## DATA EXCERPTS

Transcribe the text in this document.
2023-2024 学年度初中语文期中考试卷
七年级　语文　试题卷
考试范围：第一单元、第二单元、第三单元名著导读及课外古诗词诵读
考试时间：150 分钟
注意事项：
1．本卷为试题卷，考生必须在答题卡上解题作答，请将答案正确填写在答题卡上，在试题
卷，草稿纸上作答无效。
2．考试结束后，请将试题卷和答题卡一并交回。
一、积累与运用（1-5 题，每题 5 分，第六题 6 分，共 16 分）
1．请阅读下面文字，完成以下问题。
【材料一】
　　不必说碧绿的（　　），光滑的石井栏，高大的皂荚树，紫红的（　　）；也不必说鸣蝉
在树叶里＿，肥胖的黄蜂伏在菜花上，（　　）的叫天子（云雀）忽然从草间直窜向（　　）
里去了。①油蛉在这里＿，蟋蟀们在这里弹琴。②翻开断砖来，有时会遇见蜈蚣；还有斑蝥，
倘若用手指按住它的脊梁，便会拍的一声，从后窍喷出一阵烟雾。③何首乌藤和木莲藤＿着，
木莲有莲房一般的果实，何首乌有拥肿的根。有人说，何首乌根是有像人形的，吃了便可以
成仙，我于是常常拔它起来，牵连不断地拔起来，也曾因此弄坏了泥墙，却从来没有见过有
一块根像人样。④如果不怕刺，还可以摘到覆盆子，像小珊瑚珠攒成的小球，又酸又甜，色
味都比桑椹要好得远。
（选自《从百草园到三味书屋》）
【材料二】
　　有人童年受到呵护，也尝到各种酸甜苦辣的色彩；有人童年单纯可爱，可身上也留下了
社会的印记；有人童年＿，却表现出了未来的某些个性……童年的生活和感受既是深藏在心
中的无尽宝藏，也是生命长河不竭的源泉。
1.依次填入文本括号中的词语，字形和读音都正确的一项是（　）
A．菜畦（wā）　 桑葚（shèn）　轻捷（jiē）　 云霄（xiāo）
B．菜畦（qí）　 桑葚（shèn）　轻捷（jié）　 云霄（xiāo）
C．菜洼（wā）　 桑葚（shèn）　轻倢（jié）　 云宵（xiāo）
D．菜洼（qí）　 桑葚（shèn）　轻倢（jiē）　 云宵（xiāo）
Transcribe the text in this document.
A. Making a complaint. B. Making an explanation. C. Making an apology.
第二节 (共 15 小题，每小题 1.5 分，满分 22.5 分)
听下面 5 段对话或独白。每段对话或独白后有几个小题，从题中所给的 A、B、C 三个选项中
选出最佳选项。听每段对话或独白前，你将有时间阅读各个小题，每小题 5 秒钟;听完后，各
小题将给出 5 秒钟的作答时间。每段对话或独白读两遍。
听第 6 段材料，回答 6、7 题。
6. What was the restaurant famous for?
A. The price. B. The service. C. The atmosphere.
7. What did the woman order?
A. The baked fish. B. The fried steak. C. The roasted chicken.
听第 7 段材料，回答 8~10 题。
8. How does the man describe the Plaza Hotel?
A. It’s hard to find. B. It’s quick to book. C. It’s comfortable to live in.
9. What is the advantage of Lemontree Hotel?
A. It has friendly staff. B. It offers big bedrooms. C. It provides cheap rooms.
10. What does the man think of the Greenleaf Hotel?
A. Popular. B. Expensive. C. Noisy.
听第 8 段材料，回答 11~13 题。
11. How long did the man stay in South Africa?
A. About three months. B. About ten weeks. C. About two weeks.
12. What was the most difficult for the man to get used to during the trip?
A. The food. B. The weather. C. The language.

## TO DO
Go through the material line by line. Show each line that contains the string "xiāo".

## SOLUTION FOR THIS PROBLEM
A．菜畦（wā）　 桑葚（shèn）　轻捷（jiē）　 云霄（xiāo）
B．菜畦（qí）　 桑葚（shèn）　轻捷（jié）　 云霄（xiāo）
C．菜洼（wā）　 桑葚（shèn）　轻倢（jié）　 云宵（xiāo）
D．菜洼（qí）　 桑葚（shèn）　轻倢（jiē）　 云宵（xiāo）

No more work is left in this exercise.